— EXERCISE GOAL —
Gather all lines containing the string "peak" and copy them out.

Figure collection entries
▼▼▼
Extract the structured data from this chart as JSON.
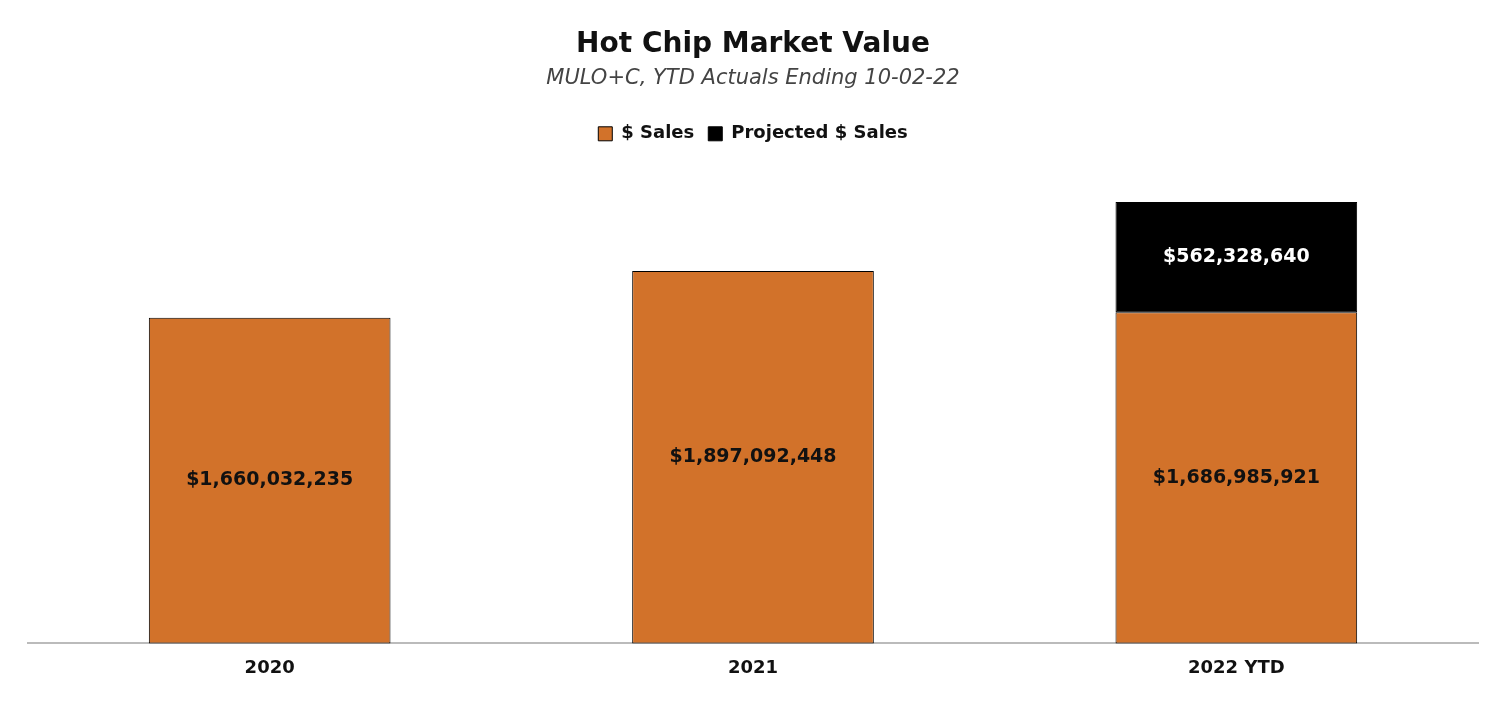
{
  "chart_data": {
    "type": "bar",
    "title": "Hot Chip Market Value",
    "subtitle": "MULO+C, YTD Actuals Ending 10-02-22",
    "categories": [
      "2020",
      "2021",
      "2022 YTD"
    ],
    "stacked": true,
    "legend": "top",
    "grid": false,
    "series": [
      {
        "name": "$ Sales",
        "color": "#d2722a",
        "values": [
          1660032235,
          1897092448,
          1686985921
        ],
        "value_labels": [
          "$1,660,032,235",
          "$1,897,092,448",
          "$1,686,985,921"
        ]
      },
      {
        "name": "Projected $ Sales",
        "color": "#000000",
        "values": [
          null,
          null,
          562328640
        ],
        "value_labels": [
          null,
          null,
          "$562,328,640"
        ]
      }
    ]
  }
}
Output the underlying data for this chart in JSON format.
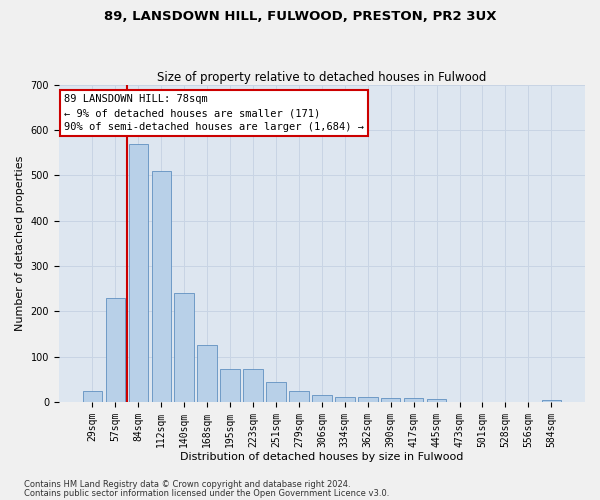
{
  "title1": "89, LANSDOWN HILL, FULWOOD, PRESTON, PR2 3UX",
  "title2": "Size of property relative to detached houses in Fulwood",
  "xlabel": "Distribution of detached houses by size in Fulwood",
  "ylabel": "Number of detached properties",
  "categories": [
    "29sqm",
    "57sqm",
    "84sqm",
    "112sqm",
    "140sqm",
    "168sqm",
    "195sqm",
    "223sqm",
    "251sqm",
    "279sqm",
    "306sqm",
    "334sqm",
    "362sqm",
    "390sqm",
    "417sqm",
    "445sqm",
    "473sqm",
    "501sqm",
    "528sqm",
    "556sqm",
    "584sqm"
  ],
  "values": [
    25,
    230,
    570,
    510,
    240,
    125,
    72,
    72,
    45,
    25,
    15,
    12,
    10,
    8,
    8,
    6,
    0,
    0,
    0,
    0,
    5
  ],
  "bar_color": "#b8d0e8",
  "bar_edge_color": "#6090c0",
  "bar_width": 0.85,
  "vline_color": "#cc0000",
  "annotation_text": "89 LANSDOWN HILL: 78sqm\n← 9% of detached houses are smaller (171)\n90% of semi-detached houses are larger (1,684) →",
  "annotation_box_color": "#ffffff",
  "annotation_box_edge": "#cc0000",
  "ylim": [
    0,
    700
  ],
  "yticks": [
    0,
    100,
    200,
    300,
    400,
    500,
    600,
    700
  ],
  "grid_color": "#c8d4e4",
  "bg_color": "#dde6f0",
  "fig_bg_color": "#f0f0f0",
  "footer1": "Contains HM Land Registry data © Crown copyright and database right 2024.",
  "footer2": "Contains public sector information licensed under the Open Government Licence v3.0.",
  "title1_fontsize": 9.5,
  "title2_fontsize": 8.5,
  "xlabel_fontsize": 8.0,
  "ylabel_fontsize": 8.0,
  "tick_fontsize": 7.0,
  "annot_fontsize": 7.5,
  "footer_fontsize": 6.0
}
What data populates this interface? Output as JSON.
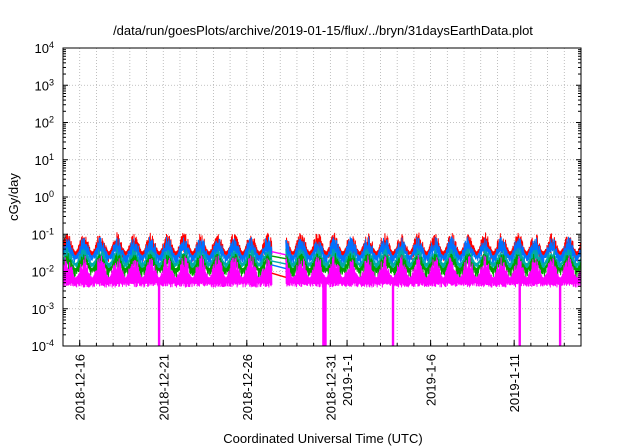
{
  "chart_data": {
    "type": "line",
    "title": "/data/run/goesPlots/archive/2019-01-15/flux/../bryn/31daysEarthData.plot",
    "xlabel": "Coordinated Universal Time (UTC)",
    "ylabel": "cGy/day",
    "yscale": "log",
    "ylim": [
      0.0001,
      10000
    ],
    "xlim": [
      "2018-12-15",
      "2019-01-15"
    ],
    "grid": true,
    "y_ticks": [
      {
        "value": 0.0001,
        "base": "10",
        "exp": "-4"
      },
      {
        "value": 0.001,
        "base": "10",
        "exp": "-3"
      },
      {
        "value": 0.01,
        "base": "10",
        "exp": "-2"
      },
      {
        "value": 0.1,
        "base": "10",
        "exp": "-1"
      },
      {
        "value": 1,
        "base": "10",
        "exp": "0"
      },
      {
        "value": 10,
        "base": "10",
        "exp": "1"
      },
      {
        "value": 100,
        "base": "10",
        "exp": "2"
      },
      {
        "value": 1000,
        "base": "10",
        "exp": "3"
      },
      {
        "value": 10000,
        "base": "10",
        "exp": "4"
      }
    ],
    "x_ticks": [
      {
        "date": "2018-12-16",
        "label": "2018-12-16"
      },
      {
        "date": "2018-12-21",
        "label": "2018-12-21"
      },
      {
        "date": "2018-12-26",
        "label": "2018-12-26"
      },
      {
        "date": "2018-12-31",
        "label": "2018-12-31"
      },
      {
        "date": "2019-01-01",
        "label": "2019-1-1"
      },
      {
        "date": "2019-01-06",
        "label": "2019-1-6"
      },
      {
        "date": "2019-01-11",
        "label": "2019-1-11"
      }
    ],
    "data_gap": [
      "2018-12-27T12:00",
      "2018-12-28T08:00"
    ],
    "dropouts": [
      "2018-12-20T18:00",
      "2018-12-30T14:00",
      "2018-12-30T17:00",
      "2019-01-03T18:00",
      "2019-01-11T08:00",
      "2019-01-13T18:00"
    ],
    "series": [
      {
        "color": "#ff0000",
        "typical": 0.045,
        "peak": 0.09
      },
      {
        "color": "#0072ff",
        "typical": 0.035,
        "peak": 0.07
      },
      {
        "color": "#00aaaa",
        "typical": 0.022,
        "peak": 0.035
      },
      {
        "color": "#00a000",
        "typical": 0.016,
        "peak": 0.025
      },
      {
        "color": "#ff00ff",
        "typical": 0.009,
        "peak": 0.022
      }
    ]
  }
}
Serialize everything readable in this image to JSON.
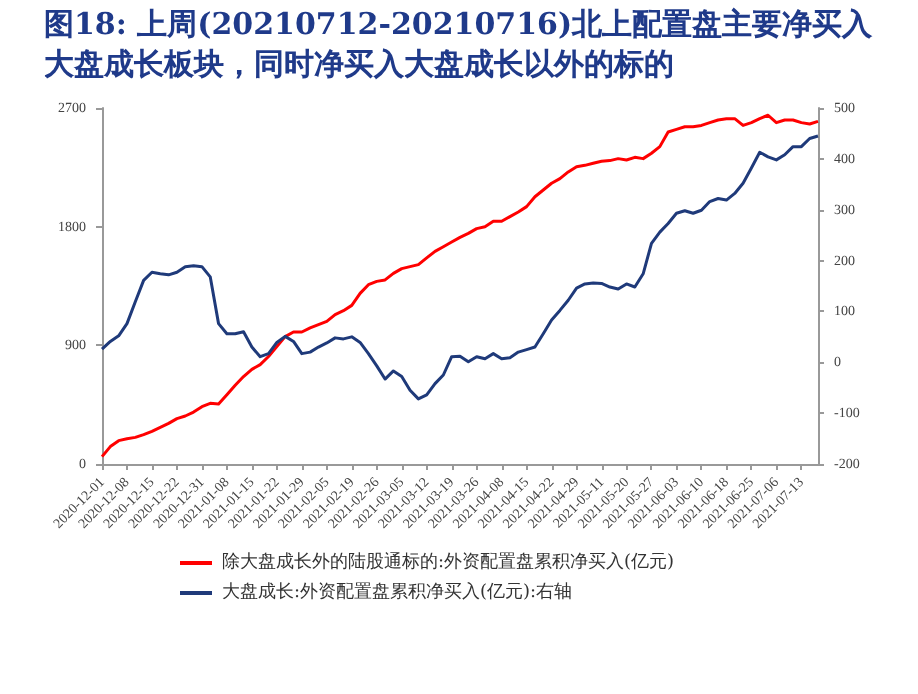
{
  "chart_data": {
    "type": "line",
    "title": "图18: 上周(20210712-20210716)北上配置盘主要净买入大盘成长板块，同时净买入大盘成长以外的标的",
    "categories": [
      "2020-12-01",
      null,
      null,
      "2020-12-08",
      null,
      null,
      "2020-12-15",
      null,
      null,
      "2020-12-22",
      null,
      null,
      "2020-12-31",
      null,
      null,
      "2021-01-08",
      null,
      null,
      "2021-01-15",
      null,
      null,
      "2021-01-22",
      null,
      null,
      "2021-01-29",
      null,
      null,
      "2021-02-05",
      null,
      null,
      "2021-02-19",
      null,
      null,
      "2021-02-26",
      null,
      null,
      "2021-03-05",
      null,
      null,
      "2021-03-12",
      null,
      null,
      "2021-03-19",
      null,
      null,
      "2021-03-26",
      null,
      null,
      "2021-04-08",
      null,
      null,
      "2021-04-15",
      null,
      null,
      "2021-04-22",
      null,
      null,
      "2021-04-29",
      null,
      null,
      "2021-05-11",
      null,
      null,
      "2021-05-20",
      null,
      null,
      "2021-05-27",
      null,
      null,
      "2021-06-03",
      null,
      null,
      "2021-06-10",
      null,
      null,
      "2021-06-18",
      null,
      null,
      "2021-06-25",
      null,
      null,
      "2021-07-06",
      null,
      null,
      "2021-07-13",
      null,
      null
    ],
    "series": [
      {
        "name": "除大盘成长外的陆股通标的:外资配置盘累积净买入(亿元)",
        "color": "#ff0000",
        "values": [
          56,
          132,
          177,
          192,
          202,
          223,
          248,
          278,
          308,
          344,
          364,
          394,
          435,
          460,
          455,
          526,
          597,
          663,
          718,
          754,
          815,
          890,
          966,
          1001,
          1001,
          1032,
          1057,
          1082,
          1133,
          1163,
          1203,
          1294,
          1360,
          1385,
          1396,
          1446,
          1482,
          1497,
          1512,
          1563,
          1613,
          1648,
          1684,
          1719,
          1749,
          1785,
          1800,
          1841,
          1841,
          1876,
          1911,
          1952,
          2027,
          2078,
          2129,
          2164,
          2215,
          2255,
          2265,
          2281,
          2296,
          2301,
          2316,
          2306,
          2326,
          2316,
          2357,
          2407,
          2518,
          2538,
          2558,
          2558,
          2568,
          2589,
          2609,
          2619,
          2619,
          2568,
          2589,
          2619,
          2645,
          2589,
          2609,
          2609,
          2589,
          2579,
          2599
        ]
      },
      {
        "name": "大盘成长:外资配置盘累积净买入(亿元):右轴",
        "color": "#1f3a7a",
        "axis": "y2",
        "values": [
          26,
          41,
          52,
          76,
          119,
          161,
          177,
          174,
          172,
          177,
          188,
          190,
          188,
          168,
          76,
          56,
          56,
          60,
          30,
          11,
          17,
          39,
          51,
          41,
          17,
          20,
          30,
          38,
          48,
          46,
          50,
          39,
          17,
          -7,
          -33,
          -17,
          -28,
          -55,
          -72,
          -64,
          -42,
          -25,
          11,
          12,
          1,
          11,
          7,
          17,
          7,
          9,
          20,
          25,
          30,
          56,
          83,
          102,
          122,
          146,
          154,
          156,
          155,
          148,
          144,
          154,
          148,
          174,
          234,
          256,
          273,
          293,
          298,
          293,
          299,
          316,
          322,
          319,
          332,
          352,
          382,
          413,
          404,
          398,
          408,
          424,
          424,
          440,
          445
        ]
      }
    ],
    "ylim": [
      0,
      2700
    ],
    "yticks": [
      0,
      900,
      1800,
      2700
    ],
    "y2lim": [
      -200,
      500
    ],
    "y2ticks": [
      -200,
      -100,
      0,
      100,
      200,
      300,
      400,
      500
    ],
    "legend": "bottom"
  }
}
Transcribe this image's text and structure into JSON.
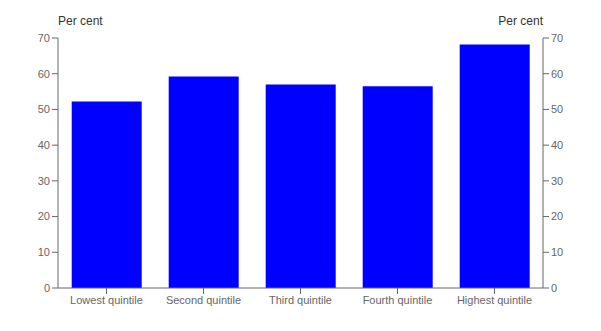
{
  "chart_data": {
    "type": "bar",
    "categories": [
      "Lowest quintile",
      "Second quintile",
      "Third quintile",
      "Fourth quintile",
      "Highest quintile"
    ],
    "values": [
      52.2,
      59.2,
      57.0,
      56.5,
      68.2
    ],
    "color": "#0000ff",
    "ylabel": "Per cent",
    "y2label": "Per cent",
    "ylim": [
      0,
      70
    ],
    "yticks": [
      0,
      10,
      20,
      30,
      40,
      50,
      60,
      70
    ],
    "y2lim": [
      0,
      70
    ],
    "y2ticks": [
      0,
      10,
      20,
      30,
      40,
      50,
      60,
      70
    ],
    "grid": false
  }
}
▲▲▲
— OUTPUT OF THE TASK —
        "peak": 0.09
        "peak": 0.07
        "peak": 0.035
        "peak": 0.025
        "peak": 0.022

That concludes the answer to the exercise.